• **INSTRUCTIONS FOR THE TASK**
Return the lines from the line with "Bar xyxy=(504,321,594,416)" to the line with "Bar xyxy=(1153,416,1242,651)", each one unchanged.

• **LISTED ENTRIES**
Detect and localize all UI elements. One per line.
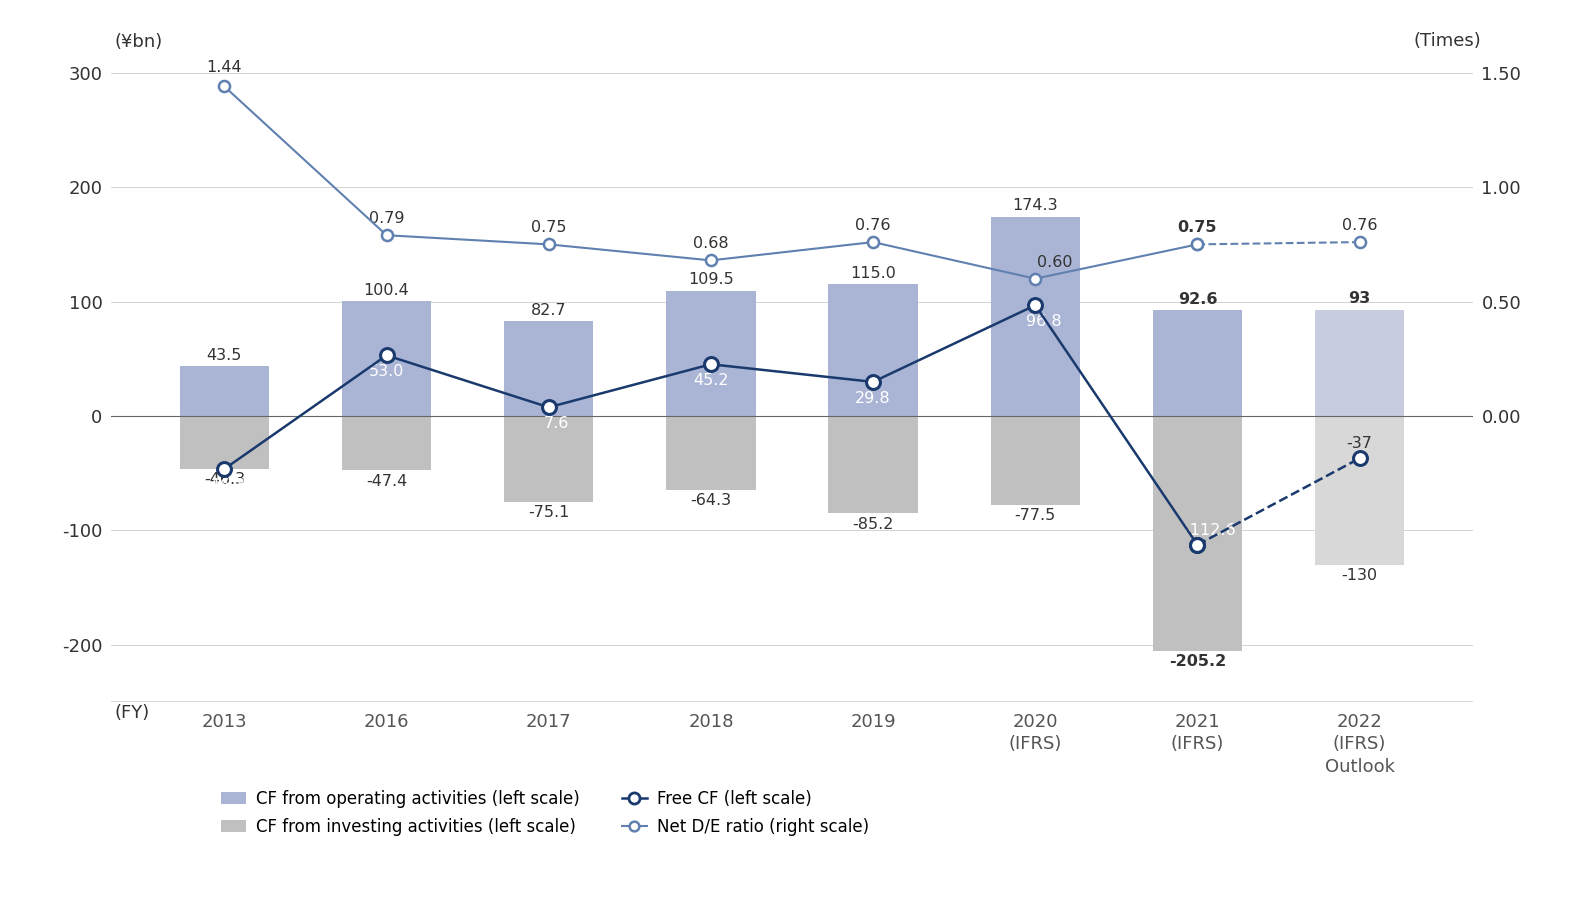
Bar xyxy=(504,321,594,416)
Text: 174.3: 174.3 xyxy=(1012,198,1058,213)
Text: 0.75: 0.75 xyxy=(1177,220,1217,235)
Text: -64.3: -64.3 xyxy=(691,493,732,508)
Text: 82.7: 82.7 xyxy=(531,303,567,318)
Text: 0.68: 0.68 xyxy=(694,236,729,251)
Bar xyxy=(181,366,269,416)
Bar xyxy=(504,416,594,502)
Bar xyxy=(181,416,269,469)
Legend: CF from operating activities (left scale), CF from investing activities (left sc: CF from operating activities (left scale… xyxy=(214,783,876,842)
Text: (Times): (Times) xyxy=(1413,32,1481,50)
Text: 0.79: 0.79 xyxy=(369,212,404,226)
Text: 1.44: 1.44 xyxy=(206,60,242,75)
Bar xyxy=(828,284,917,416)
Text: -47.4: -47.4 xyxy=(366,473,407,489)
Text: 43.5: 43.5 xyxy=(208,347,242,363)
Text: 93: 93 xyxy=(1348,292,1370,306)
Text: -112.6: -112.6 xyxy=(1185,523,1236,538)
Text: -77.5: -77.5 xyxy=(1015,508,1057,523)
Bar xyxy=(990,416,1080,505)
Text: 115.0: 115.0 xyxy=(851,266,897,281)
Text: 29.8: 29.8 xyxy=(855,391,890,406)
Text: -130: -130 xyxy=(1342,568,1378,583)
Bar xyxy=(1315,310,1403,416)
Text: 92.6: 92.6 xyxy=(1177,292,1217,307)
Text: 0.76: 0.76 xyxy=(855,218,890,233)
Text: 96.8: 96.8 xyxy=(1025,314,1061,329)
Text: -46.3: -46.3 xyxy=(204,478,246,493)
Bar xyxy=(828,416,917,514)
Text: -75.1: -75.1 xyxy=(527,505,569,520)
Text: 100.4: 100.4 xyxy=(364,283,409,298)
Bar xyxy=(667,291,756,416)
Text: 0.75: 0.75 xyxy=(531,220,567,235)
Text: (FY): (FY) xyxy=(114,705,149,723)
Text: 45.2: 45.2 xyxy=(694,374,729,389)
Bar xyxy=(1153,416,1242,651)
Bar xyxy=(667,416,756,490)
Bar xyxy=(1315,416,1403,564)
Text: -205.2: -205.2 xyxy=(1169,654,1226,670)
Bar xyxy=(342,416,431,470)
Text: -85.2: -85.2 xyxy=(852,517,893,532)
Text: -46.3: -46.3 xyxy=(204,472,246,488)
Bar xyxy=(990,217,1080,416)
Bar xyxy=(1153,310,1242,416)
Text: 109.5: 109.5 xyxy=(687,273,733,287)
Text: 0.60: 0.60 xyxy=(1038,255,1072,269)
Text: 53.0: 53.0 xyxy=(369,364,404,380)
Text: -37: -37 xyxy=(1346,436,1373,452)
Text: 7.6: 7.6 xyxy=(545,417,570,431)
Bar xyxy=(342,302,431,416)
Text: 0.76: 0.76 xyxy=(1342,218,1378,233)
Text: (¥bn): (¥bn) xyxy=(114,32,163,50)
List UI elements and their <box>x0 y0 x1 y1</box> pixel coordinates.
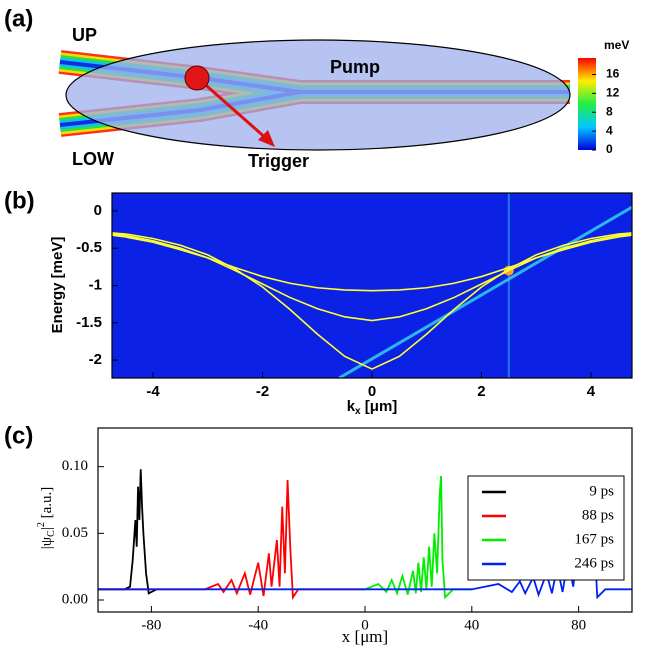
x-tick-label: 4 <box>587 383 596 400</box>
plot-frame <box>111 192 633 379</box>
x-axis-label: kx [μm] <box>347 398 398 417</box>
y-axis-label: Energy [meV] <box>49 237 66 334</box>
y-tick-label: 0.05 <box>62 525 88 541</box>
x-tick-label: -40 <box>248 617 268 633</box>
x-tick-label: 2 <box>477 383 485 400</box>
data-line <box>112 233 632 322</box>
panel-label: (a) <box>4 5 33 32</box>
data-line <box>98 479 365 601</box>
x-tick-label: -80 <box>141 617 161 633</box>
legend-label: 167 ps <box>574 531 614 547</box>
x-tick-label: -2 <box>256 383 269 400</box>
x-tick-label: 0 <box>368 383 376 400</box>
y-tick-label: -0.5 <box>76 239 102 256</box>
y-axis-label: |ψC|2 [a.u.] <box>36 487 57 550</box>
legend-label: 88 ps <box>582 507 614 523</box>
pump-label: Pump <box>330 57 380 77</box>
panel-label: (b) <box>4 187 35 214</box>
plot-area <box>112 193 632 378</box>
colorbar-tick-label: 4 <box>606 123 613 137</box>
y-tick-label: -2 <box>89 351 102 368</box>
legend-box <box>467 475 625 581</box>
arrow-head <box>258 130 275 147</box>
panel-label: (c) <box>4 422 33 449</box>
colorbar-tick-label: 0 <box>606 142 613 156</box>
colorbar-tick-label: 8 <box>606 104 613 118</box>
data-line <box>98 469 158 595</box>
x-tick-label: 80 <box>571 617 586 633</box>
colorbar-tick-label: 12 <box>606 86 620 100</box>
up-label: UP <box>72 25 97 45</box>
dispersion-streak <box>338 205 632 378</box>
trigger-spot <box>184 65 210 91</box>
data-line <box>112 234 632 292</box>
x-tick-label: 40 <box>464 617 479 633</box>
y-tick-label: -1.5 <box>76 314 102 331</box>
y-tick-label: 0.10 <box>62 458 88 474</box>
legend-label: 9 ps <box>589 483 614 499</box>
pump-spot <box>65 39 571 151</box>
trigger-arrow <box>199 78 269 142</box>
x-axis-label: x [μm] <box>342 627 388 646</box>
low-label: LOW <box>72 149 114 169</box>
x-tick-label: 0 <box>361 617 369 633</box>
legend-label: 246 ps <box>574 555 614 571</box>
colorbar <box>578 58 596 150</box>
y-tick-label: 0 <box>94 202 102 219</box>
data-line <box>112 232 632 370</box>
y-tick-label: 0.00 <box>62 591 88 607</box>
x-tick-label: -4 <box>146 383 160 400</box>
y-tick-label: -1 <box>89 276 102 293</box>
colorbar-unit: meV <box>604 38 629 52</box>
plot-frame <box>97 427 633 613</box>
colorbar-tick-label: 16 <box>606 67 620 81</box>
trigger-label: Trigger <box>248 151 309 171</box>
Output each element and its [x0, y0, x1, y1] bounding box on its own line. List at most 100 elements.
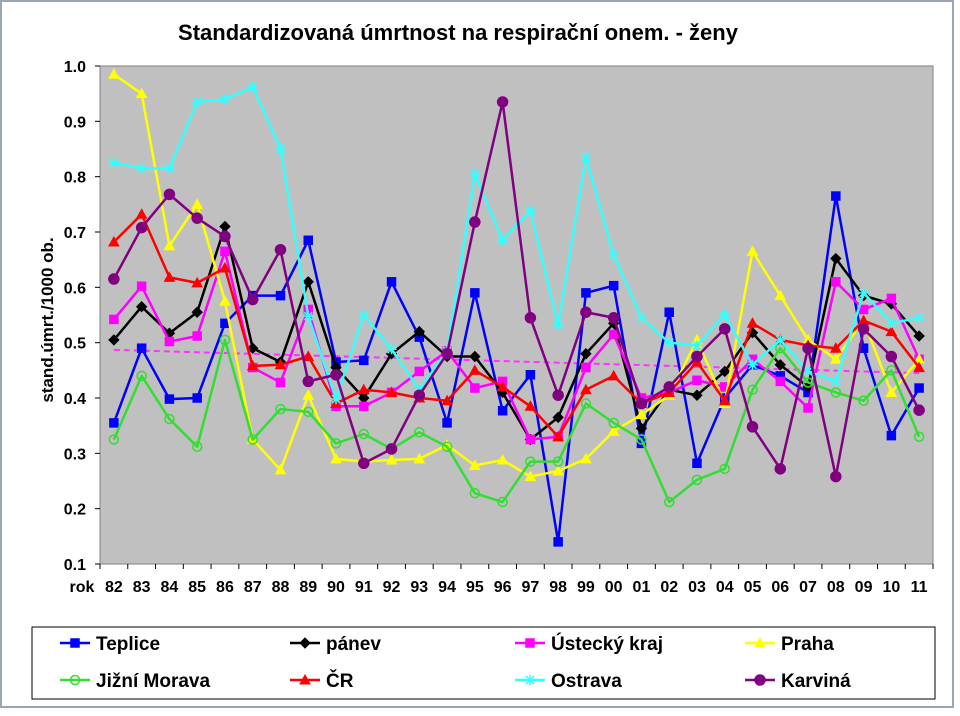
legend-item-ostrava: Ostrava	[515, 671, 622, 692]
data-point-panev	[635, 422, 648, 435]
y-axis-label: stand.úmrt./1000 ob.	[38, 237, 57, 402]
x-tick-label: 02	[660, 579, 678, 596]
data-point-karvina	[302, 375, 314, 388]
data-point-karvina	[691, 350, 703, 363]
data-point-karvina	[635, 397, 648, 410]
data-point-karvina	[246, 293, 259, 306]
data-point-ustecky-kraj	[109, 314, 119, 325]
legend-label: Praha	[781, 634, 834, 655]
data-point-teplice	[109, 418, 119, 428]
data-point-praha	[885, 386, 898, 397]
data-point-panev	[413, 325, 426, 338]
data-point-cr	[580, 383, 592, 395]
data-point-ostrava	[497, 235, 508, 246]
data-point-panev	[191, 306, 203, 318]
data-point-cr	[829, 342, 842, 353]
data-point-praha	[385, 453, 398, 465]
data-point-jizni-morava	[747, 384, 758, 395]
data-point-jizni-morava	[691, 474, 703, 486]
data-point-jizni-morava	[719, 463, 730, 475]
series-line-praha	[113, 73, 921, 478]
data-point-praha	[108, 68, 120, 79]
data-point-jizni-morava	[441, 441, 453, 452]
data-point-cr	[108, 235, 120, 247]
data-point-teplice	[497, 405, 508, 416]
data-point-ostrava	[303, 311, 314, 322]
data-point-karvina	[607, 312, 620, 324]
data-point-jizni-morava	[663, 496, 675, 508]
series-layer	[108, 68, 925, 547]
data-point-panev	[691, 389, 703, 401]
data-point-karvina	[219, 230, 231, 243]
data-point-jizni-morava	[886, 365, 897, 376]
data-point-jizni-morava	[414, 427, 425, 438]
data-point-teplice	[581, 288, 591, 298]
legend-label: Karviná	[781, 671, 851, 692]
legend-box	[31, 626, 936, 700]
data-point-praha	[163, 239, 176, 251]
data-point-karvina	[441, 347, 453, 360]
data-point-teplice	[136, 343, 147, 353]
data-point-karvina	[163, 188, 176, 201]
x-tick-label: 96	[494, 579, 512, 596]
x-tick-label: 93	[410, 579, 428, 596]
data-point-ustecky-kraj	[886, 293, 897, 304]
data-point-praha	[191, 198, 204, 209]
data-point-ostrava	[469, 168, 480, 179]
x-tick-label: 92	[383, 579, 401, 596]
legend-label: Ostrava	[551, 671, 622, 692]
data-point-ustecky-kraj	[525, 434, 536, 445]
data-point-cr	[496, 380, 509, 392]
data-point-teplice	[553, 537, 563, 547]
data-point-ustecky-kraj	[803, 403, 813, 413]
x-tick-label: 83	[133, 579, 151, 596]
data-point-ostrava	[886, 318, 897, 329]
data-point-karvina	[135, 221, 148, 234]
y-tick-label: 0.8	[64, 170, 86, 187]
data-point-jizni-morava	[164, 413, 175, 425]
data-point-cr	[718, 394, 731, 406]
data-point-praha	[302, 389, 315, 400]
data-point-teplice	[442, 418, 452, 428]
data-point-ostrava	[775, 334, 786, 345]
data-point-panev	[830, 252, 842, 265]
data-point-cr	[219, 261, 231, 273]
series-line-jizni-morava	[112, 338, 921, 504]
y-tick-label: 0.3	[64, 446, 86, 463]
data-point-cr	[746, 317, 759, 328]
legend-label: Teplice	[96, 634, 160, 655]
plot-area	[99, 65, 934, 565]
data-point-ostrava	[275, 144, 286, 154]
legend-item-karvina: Karviná	[745, 671, 851, 692]
data-point-teplice	[386, 277, 397, 287]
x-tick-label: 03	[688, 579, 706, 596]
data-point-ustecky-kraj	[220, 246, 230, 257]
data-point-praha	[746, 245, 759, 256]
data-point-ostrava	[358, 310, 369, 320]
y-tick-label: 0.7	[64, 225, 86, 242]
y-tick-label: 0.9	[64, 114, 86, 131]
legend-item-ustecky-kraj: Ústecký kraj	[515, 633, 663, 655]
x-tick-label: 10	[882, 579, 900, 596]
data-point-praha	[607, 425, 620, 436]
y-axis: 0.1 0.2 0.3 0.4 0.5 0.6 0.7 0.8 0.9 1.0	[64, 59, 100, 574]
data-point-ostrava	[192, 96, 203, 107]
x-tick-label: 01	[633, 579, 651, 596]
legend-item-cr: ČR	[290, 670, 354, 692]
data-point-teplice	[831, 191, 841, 201]
data-point-jizni-morava	[469, 487, 481, 499]
data-point-ustecky-kraj	[470, 383, 480, 393]
data-point-jizni-morava	[913, 431, 925, 442]
data-point-praha	[330, 452, 342, 464]
data-point-cr	[274, 358, 287, 370]
legend-marker	[70, 638, 80, 648]
legend-label: Ústecký kraj	[551, 633, 663, 655]
legend-marker	[299, 673, 311, 685]
y-tick-label: 0.4	[64, 391, 86, 408]
series-jizni-morava	[108, 334, 925, 508]
data-point-praha	[524, 470, 537, 482]
data-point-teplice	[664, 307, 674, 317]
x-tick-label: 11	[911, 579, 928, 596]
x-tick-label: 95	[466, 579, 484, 596]
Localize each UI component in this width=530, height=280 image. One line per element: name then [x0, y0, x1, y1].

• **RESPONSE TO THIS EXERCISE**
Bar xyxy=(504,321,594,416)
Text: 174.3: 174.3 xyxy=(1012,198,1058,213)
Text: 0.75: 0.75 xyxy=(1177,220,1217,235)
Text: -64.3: -64.3 xyxy=(691,493,732,508)
Text: 82.7: 82.7 xyxy=(531,303,567,318)
Text: 0.68: 0.68 xyxy=(694,236,729,251)
Bar xyxy=(181,366,269,416)
Bar xyxy=(504,416,594,502)
Bar xyxy=(181,416,269,469)
Legend: CF from operating activities (left scale), CF from investing activities (left sc: CF from operating activities (left scale… xyxy=(214,783,876,842)
Text: (Times): (Times) xyxy=(1413,32,1481,50)
Text: 0.79: 0.79 xyxy=(369,212,404,226)
Text: 1.44: 1.44 xyxy=(206,60,242,75)
Bar xyxy=(828,284,917,416)
Text: -47.4: -47.4 xyxy=(366,473,407,489)
Text: 43.5: 43.5 xyxy=(208,347,242,363)
Text: 93: 93 xyxy=(1348,292,1370,306)
Text: -112.6: -112.6 xyxy=(1185,523,1236,538)
Text: -77.5: -77.5 xyxy=(1015,508,1057,523)
Bar xyxy=(990,416,1080,505)
Text: 115.0: 115.0 xyxy=(851,266,897,281)
Text: 29.8: 29.8 xyxy=(855,391,890,406)
Text: -130: -130 xyxy=(1342,568,1378,583)
Bar xyxy=(1315,310,1403,416)
Text: 92.6: 92.6 xyxy=(1177,292,1217,307)
Text: 0.76: 0.76 xyxy=(855,218,890,233)
Text: 96.8: 96.8 xyxy=(1025,314,1061,329)
Text: -46.3: -46.3 xyxy=(204,478,246,493)
Bar xyxy=(828,416,917,514)
Text: -75.1: -75.1 xyxy=(527,505,569,520)
Text: 100.4: 100.4 xyxy=(364,283,409,298)
Bar xyxy=(667,291,756,416)
Text: 0.75: 0.75 xyxy=(531,220,567,235)
Text: (FY): (FY) xyxy=(114,705,149,723)
Text: 45.2: 45.2 xyxy=(694,374,729,389)
Bar xyxy=(1153,416,1242,651)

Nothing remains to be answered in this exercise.